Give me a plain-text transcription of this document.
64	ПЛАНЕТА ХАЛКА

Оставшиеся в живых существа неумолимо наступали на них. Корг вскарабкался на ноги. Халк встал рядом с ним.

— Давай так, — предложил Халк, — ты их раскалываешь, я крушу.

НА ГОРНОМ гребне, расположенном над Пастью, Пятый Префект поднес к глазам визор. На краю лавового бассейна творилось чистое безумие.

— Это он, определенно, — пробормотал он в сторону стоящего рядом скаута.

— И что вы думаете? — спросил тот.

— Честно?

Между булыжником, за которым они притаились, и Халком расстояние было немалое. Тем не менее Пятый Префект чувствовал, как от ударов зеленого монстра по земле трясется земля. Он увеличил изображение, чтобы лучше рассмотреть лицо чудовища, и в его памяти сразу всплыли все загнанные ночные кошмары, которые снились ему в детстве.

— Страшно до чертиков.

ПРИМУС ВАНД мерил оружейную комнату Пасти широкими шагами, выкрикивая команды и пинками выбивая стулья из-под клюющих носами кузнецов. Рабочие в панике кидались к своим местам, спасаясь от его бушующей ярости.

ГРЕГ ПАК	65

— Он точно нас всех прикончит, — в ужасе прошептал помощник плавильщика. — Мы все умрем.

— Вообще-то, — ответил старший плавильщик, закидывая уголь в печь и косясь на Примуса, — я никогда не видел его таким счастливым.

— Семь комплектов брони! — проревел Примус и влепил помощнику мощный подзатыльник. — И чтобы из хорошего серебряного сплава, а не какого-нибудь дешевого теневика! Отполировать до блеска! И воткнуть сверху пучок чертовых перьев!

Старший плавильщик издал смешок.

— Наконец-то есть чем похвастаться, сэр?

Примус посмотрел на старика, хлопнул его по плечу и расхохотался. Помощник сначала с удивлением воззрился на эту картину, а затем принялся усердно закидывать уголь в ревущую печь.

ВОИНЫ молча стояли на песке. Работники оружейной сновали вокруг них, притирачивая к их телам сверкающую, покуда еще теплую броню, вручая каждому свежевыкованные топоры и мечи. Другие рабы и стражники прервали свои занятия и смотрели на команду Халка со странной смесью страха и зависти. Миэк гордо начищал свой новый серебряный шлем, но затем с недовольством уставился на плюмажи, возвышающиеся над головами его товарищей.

__Your instructions__
How many lines in these records hold the string "Префект"? Reply with the number alone.

__Answer__
2